Dataset excerpts =
——

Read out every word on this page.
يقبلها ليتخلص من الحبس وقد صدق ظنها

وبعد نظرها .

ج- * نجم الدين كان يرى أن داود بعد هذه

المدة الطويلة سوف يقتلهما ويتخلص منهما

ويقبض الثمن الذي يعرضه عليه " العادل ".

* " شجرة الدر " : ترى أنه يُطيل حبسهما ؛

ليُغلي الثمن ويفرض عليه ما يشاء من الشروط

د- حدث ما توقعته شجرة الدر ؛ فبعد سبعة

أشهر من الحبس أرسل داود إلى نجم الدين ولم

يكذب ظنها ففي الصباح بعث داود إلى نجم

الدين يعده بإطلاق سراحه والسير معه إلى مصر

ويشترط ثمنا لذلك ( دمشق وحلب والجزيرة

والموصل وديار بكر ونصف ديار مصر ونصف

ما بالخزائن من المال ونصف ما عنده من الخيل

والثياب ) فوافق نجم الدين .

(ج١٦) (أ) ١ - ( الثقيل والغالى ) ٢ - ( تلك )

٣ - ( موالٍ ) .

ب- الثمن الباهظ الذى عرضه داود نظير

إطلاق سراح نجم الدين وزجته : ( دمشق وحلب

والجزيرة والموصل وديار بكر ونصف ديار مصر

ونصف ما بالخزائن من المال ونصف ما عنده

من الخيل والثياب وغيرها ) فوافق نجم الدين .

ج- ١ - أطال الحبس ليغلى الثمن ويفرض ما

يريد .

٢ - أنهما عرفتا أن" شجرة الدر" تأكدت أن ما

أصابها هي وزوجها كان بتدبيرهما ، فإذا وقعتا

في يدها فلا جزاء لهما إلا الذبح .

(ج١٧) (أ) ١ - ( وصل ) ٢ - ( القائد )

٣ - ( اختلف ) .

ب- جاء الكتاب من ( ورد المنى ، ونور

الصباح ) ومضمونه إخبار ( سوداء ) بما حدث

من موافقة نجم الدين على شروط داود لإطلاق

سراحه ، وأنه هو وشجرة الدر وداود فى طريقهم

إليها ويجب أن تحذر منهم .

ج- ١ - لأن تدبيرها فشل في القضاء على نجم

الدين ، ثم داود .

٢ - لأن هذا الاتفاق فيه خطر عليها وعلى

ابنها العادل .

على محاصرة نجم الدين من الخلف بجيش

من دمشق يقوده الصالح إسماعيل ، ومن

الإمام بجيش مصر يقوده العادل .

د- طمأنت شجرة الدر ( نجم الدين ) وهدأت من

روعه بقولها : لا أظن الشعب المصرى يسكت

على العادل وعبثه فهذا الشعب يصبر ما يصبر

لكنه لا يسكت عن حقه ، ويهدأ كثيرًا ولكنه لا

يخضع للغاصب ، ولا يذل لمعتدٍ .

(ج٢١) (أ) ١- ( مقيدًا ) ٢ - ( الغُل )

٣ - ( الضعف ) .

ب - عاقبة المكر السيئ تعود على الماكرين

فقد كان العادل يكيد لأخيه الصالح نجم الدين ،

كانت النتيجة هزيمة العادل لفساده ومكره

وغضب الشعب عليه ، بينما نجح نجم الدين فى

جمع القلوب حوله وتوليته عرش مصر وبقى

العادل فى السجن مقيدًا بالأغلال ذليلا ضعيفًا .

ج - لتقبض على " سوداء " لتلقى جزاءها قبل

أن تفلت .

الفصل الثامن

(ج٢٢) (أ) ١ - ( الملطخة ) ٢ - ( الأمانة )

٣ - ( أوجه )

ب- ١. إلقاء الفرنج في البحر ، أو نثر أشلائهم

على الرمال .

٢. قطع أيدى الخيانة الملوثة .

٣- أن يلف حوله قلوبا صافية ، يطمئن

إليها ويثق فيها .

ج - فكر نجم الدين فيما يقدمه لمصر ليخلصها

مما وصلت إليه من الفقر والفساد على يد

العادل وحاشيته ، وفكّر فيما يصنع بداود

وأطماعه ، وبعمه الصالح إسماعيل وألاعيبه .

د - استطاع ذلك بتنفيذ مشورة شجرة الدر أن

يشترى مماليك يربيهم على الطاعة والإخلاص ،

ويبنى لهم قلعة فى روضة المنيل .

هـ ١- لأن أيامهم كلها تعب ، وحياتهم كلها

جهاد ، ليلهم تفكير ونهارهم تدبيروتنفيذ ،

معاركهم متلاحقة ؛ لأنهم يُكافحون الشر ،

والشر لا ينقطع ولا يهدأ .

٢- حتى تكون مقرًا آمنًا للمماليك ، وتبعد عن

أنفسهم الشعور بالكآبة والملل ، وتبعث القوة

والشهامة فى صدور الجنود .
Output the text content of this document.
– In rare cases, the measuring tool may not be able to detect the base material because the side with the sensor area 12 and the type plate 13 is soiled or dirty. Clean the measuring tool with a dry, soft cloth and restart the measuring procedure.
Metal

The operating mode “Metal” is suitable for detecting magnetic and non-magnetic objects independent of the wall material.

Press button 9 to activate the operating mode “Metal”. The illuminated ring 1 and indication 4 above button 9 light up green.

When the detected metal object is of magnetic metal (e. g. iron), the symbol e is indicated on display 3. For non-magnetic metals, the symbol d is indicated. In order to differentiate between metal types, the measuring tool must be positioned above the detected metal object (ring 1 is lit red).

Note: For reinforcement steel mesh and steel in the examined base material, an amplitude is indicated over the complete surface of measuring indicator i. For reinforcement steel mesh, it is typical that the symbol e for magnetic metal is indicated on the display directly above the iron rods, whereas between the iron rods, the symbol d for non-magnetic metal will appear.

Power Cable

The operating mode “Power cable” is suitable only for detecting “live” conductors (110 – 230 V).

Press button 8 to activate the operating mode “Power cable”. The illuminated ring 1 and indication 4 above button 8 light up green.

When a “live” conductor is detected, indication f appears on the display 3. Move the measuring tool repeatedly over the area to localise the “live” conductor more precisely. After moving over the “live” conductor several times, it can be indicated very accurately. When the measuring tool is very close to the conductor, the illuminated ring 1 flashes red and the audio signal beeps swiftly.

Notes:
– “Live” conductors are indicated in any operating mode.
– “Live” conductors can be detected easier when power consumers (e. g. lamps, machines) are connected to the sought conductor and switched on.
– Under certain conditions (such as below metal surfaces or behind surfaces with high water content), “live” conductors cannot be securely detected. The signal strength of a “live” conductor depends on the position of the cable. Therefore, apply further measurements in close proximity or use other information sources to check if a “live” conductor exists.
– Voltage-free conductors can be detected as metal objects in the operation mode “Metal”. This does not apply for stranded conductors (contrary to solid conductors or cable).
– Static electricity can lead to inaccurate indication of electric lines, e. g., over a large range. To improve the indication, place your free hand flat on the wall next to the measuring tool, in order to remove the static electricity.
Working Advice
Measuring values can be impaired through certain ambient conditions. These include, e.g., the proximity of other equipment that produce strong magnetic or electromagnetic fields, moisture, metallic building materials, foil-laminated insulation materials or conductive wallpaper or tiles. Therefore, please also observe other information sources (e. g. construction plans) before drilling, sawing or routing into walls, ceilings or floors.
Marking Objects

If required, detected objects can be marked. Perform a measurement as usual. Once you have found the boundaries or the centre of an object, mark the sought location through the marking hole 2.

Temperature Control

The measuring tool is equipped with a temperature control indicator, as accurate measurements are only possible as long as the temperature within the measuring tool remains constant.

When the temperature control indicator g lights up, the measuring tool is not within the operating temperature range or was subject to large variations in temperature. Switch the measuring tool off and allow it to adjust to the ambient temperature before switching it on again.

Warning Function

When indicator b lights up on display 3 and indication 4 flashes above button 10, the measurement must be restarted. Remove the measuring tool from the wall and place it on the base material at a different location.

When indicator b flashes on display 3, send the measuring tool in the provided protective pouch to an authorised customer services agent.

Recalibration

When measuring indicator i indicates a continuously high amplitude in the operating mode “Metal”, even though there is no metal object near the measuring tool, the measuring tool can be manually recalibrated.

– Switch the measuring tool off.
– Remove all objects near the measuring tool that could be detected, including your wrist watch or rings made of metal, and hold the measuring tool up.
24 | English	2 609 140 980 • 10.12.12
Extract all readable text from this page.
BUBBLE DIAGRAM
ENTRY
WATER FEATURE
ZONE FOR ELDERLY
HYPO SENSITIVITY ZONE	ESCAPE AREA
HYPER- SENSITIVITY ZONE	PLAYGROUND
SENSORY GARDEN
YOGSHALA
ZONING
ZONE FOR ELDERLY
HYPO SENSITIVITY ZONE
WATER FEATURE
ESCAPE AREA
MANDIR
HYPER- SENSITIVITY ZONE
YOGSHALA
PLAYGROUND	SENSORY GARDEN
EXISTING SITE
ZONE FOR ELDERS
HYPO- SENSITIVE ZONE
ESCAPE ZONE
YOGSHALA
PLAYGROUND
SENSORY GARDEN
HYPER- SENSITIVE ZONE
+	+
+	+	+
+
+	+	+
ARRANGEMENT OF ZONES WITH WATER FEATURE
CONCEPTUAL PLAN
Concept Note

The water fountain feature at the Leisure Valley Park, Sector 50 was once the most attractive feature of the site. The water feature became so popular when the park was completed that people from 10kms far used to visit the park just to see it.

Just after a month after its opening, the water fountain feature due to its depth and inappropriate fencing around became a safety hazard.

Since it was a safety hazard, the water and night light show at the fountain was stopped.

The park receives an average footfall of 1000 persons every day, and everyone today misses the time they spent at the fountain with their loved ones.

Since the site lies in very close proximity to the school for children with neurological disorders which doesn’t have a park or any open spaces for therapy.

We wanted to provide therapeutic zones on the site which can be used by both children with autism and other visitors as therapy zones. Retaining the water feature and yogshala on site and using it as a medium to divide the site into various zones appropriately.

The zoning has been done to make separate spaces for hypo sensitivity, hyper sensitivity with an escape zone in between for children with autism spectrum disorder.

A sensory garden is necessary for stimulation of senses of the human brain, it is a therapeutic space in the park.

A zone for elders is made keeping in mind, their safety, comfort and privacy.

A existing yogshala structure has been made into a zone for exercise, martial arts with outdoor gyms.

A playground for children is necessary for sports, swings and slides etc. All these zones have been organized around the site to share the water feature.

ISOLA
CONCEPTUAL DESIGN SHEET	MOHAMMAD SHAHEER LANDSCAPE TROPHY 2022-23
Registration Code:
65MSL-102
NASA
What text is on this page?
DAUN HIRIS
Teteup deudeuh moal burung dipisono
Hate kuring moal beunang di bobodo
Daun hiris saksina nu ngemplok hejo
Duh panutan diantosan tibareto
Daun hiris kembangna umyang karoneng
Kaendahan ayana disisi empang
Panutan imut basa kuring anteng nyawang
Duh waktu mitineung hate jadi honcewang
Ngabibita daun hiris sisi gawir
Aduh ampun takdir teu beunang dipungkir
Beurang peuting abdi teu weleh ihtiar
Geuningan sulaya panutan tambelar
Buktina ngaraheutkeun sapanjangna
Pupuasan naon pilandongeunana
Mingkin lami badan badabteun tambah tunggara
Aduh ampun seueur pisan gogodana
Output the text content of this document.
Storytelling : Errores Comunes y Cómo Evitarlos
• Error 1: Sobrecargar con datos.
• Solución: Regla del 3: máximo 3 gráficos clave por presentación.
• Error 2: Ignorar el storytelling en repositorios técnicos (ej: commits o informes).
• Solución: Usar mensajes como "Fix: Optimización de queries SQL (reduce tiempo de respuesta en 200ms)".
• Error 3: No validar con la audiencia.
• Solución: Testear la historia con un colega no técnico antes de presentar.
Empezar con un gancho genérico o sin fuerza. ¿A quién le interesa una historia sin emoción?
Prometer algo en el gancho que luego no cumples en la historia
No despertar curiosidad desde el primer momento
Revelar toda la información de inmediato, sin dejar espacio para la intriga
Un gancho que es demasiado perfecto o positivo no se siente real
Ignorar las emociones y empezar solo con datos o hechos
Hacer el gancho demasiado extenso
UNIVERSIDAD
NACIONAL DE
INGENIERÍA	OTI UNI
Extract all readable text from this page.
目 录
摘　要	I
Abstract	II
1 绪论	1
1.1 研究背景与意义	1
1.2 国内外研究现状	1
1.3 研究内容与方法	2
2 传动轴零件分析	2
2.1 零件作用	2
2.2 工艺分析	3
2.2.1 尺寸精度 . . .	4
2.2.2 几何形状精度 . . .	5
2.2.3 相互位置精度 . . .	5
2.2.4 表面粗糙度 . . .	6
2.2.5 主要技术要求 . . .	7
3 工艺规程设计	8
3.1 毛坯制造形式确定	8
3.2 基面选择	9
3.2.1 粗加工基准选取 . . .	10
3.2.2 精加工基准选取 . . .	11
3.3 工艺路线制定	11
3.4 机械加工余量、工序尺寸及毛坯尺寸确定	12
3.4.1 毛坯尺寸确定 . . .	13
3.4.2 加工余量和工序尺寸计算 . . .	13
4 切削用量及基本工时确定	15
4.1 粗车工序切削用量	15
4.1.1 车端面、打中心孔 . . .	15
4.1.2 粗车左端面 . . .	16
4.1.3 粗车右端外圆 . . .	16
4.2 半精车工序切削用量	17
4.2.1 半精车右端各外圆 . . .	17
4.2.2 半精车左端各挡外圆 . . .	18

——

Goal of the exercise =
From the data above, pick out each line containing "detecting" and copy it.

Complete output =
The operating mode “Metal” is suitable for detecting magnetic and non-magnetic objects independent of the wall material.
The operating mode “Power cable” is suitable only for detecting “live” conductors (110 – 230 V).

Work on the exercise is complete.